### STATED EXERCISE:
Copy each line of the data below exactly, leaving out pictures.

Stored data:
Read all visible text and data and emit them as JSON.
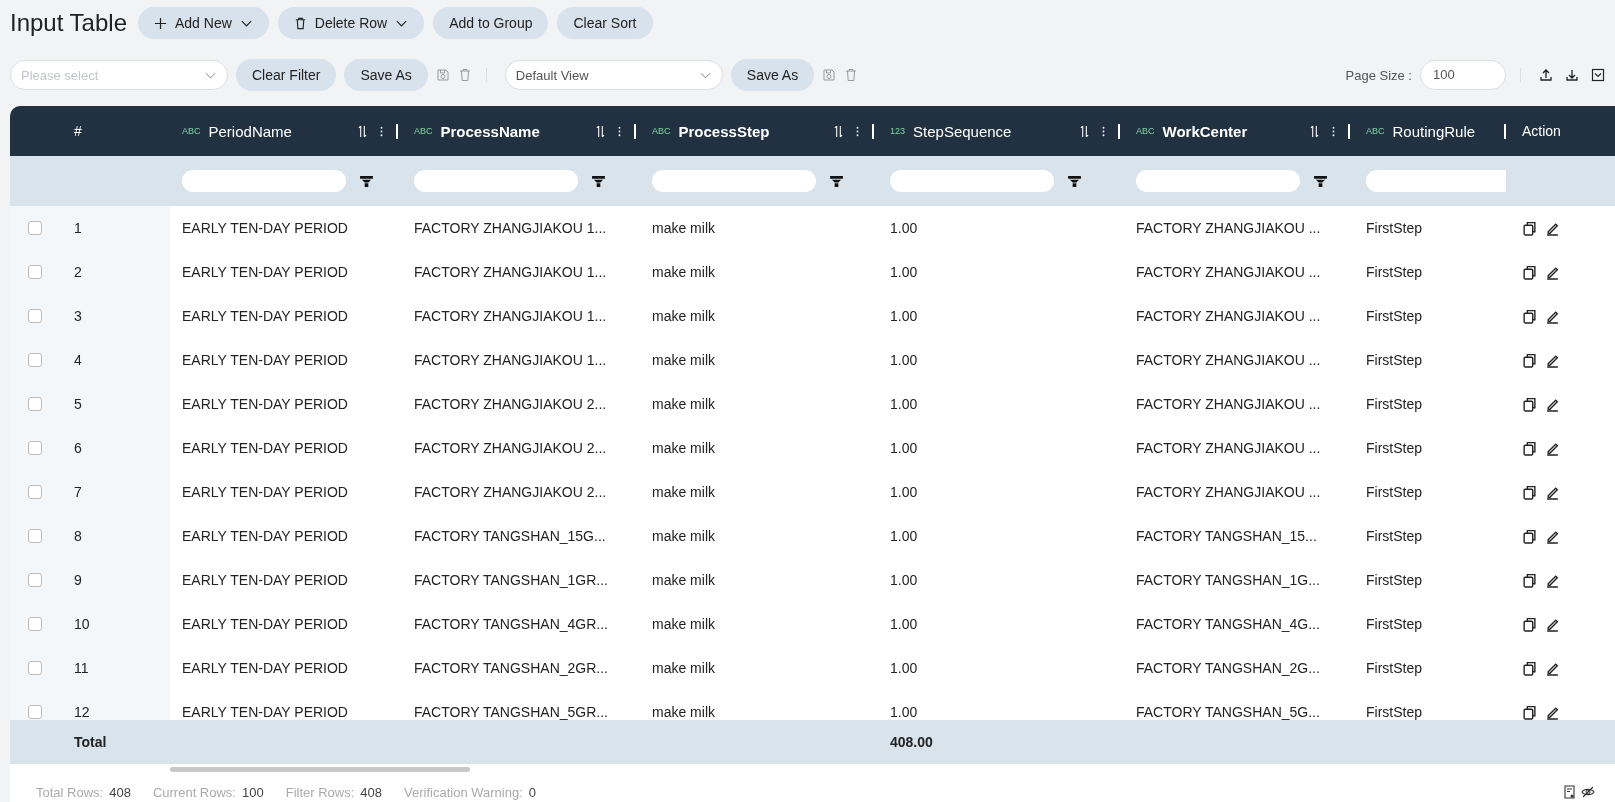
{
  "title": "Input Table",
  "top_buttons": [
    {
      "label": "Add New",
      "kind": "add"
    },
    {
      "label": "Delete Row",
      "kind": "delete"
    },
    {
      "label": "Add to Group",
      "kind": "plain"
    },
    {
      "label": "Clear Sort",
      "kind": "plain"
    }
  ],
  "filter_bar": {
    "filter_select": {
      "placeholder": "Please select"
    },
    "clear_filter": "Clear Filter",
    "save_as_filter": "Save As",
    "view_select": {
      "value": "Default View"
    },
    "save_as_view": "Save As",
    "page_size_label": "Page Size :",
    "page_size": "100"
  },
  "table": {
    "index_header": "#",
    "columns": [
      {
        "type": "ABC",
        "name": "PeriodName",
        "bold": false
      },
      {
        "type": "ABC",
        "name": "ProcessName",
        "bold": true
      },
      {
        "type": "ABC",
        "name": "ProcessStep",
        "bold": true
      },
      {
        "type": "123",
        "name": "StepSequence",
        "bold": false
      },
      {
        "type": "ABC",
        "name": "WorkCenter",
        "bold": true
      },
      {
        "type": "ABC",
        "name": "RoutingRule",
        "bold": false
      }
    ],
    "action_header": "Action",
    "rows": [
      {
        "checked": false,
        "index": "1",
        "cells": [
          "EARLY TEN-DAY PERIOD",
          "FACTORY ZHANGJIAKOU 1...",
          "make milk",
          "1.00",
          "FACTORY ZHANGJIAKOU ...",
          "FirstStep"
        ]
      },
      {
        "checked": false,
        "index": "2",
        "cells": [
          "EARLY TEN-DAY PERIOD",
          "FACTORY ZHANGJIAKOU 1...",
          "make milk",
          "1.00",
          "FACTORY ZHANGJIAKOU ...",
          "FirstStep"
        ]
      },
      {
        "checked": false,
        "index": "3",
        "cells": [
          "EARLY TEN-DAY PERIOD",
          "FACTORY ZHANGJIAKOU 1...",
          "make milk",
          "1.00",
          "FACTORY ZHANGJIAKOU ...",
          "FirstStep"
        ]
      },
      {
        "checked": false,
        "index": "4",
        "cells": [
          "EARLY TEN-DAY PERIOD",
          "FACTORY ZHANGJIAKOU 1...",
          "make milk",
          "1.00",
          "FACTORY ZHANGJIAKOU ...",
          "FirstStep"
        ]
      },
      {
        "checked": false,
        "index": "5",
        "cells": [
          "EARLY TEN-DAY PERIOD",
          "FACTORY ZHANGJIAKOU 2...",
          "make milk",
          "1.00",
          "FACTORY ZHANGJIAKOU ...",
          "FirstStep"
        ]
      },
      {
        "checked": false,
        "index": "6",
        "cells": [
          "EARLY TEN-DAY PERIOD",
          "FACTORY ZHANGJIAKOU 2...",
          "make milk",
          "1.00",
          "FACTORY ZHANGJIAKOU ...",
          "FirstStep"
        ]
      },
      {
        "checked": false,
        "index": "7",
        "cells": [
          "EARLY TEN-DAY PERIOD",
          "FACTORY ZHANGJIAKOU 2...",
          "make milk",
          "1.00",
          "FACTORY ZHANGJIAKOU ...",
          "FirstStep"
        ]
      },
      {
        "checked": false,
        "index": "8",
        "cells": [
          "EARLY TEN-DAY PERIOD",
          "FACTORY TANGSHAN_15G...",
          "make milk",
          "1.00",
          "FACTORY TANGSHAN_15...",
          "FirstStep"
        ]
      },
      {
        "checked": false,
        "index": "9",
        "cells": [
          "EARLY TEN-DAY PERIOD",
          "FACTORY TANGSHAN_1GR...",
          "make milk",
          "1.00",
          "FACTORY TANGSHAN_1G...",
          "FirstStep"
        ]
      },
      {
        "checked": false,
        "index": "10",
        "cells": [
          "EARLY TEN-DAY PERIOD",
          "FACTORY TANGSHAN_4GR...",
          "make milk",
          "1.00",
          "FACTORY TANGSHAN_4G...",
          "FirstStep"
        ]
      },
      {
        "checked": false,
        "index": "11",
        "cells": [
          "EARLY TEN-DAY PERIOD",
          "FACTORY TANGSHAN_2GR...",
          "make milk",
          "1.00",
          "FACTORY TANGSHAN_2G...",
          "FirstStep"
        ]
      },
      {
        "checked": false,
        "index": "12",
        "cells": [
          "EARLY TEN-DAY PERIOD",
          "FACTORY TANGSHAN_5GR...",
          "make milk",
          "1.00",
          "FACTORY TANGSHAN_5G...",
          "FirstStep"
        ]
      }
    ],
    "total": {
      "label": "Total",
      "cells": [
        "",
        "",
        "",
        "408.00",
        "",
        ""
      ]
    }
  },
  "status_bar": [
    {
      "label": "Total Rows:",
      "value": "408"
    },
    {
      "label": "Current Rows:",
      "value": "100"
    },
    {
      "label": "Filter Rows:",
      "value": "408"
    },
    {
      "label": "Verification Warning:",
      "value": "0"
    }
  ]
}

### EXERCISE RESULT:
Read all visible text and data and emit them as JSON.
{
  "title": "Input Table",
  "top_buttons": [
    {
      "label": "Add New",
      "kind": "add"
    },
    {
      "label": "Delete Row",
      "kind": "delete"
    },
    {
      "label": "Add to Group",
      "kind": "plain"
    },
    {
      "label": "Clear Sort",
      "kind": "plain"
    }
  ],
  "filter_bar": {
    "filter_select": {
      "placeholder": "Please select"
    },
    "clear_filter": "Clear Filter",
    "save_as_filter": "Save As",
    "view_select": {
      "value": "Default View"
    },
    "save_as_view": "Save As",
    "page_size_label": "Page Size :",
    "page_size": "100"
  },
  "table": {
    "index_header": "#",
    "columns": [
      {
        "type": "ABC",
        "name": "PeriodName",
        "bold": false
      },
      {
        "type": "ABC",
        "name": "ProcessName",
        "bold": true
      },
      {
        "type": "ABC",
        "name": "ProcessStep",
        "bold": true
      },
      {
        "type": "123",
        "name": "StepSequence",
        "bold": false
      },
      {
        "type": "ABC",
        "name": "WorkCenter",
        "bold": true
      },
      {
        "type": "ABC",
        "name": "RoutingRule",
        "bold": false
      }
    ],
    "action_header": "Action",
    "rows": [
      {
        "checked": false,
        "index": "1",
        "cells": [
          "EARLY TEN-DAY PERIOD",
          "FACTORY ZHANGJIAKOU 1...",
          "make milk",
          "1.00",
          "FACTORY ZHANGJIAKOU ...",
          "FirstStep"
        ]
      },
      {
        "checked": false,
        "index": "2",
        "cells": [
          "EARLY TEN-DAY PERIOD",
          "FACTORY ZHANGJIAKOU 1...",
          "make milk",
          "1.00",
          "FACTORY ZHANGJIAKOU ...",
          "FirstStep"
        ]
      },
      {
        "checked": false,
        "index": "3",
        "cells": [
          "EARLY TEN-DAY PERIOD",
          "FACTORY ZHANGJIAKOU 1...",
          "make milk",
          "1.00",
          "FACTORY ZHANGJIAKOU ...",
          "FirstStep"
        ]
      },
      {
        "checked": false,
        "index": "4",
        "cells": [
          "EARLY TEN-DAY PERIOD",
          "FACTORY ZHANGJIAKOU 1...",
          "make milk",
          "1.00",
          "FACTORY ZHANGJIAKOU ...",
          "FirstStep"
        ]
      },
      {
        "checked": false,
        "index": "5",
        "cells": [
          "EARLY TEN-DAY PERIOD",
          "FACTORY ZHANGJIAKOU 2...",
          "make milk",
          "1.00",
          "FACTORY ZHANGJIAKOU ...",
          "FirstStep"
        ]
      },
      {
        "checked": false,
        "index": "6",
        "cells": [
          "EARLY TEN-DAY PERIOD",
          "FACTORY ZHANGJIAKOU 2...",
          "make milk",
          "1.00",
          "FACTORY ZHANGJIAKOU ...",
          "FirstStep"
        ]
      },
      {
        "checked": false,
        "index": "7",
        "cells": [
          "EARLY TEN-DAY PERIOD",
          "FACTORY ZHANGJIAKOU 2...",
          "make milk",
          "1.00",
          "FACTORY ZHANGJIAKOU ...",
          "FirstStep"
        ]
      },
      {
        "checked": false,
        "index": "8",
        "cells": [
          "EARLY TEN-DAY PERIOD",
          "FACTORY TANGSHAN_15G...",
          "make milk",
          "1.00",
          "FACTORY TANGSHAN_15...",
          "FirstStep"
        ]
      },
      {
        "checked": false,
        "index": "9",
        "cells": [
          "EARLY TEN-DAY PERIOD",
          "FACTORY TANGSHAN_1GR...",
          "make milk",
          "1.00",
          "FACTORY TANGSHAN_1G...",
          "FirstStep"
        ]
      },
      {
        "checked": false,
        "index": "10",
        "cells": [
          "EARLY TEN-DAY PERIOD",
          "FACTORY TANGSHAN_4GR...",
          "make milk",
          "1.00",
          "FACTORY TANGSHAN_4G...",
          "FirstStep"
        ]
      },
      {
        "checked": false,
        "index": "11",
        "cells": [
          "EARLY TEN-DAY PERIOD",
          "FACTORY TANGSHAN_2GR...",
          "make milk",
          "1.00",
          "FACTORY TANGSHAN_2G...",
          "FirstStep"
        ]
      },
      {
        "checked": false,
        "index": "12",
        "cells": [
          "EARLY TEN-DAY PERIOD",
          "FACTORY TANGSHAN_5GR...",
          "make milk",
          "1.00",
          "FACTORY TANGSHAN_5G...",
          "FirstStep"
        ]
      }
    ],
    "total": {
      "label": "Total",
      "cells": [
        "",
        "",
        "",
        "408.00",
        "",
        ""
      ]
    }
  },
  "status_bar": [
    {
      "label": "Total Rows:",
      "value": "408"
    },
    {
      "label": "Current Rows:",
      "value": "100"
    },
    {
      "label": "Filter Rows:",
      "value": "408"
    },
    {
      "label": "Verification Warning:",
      "value": "0"
    }
  ]
}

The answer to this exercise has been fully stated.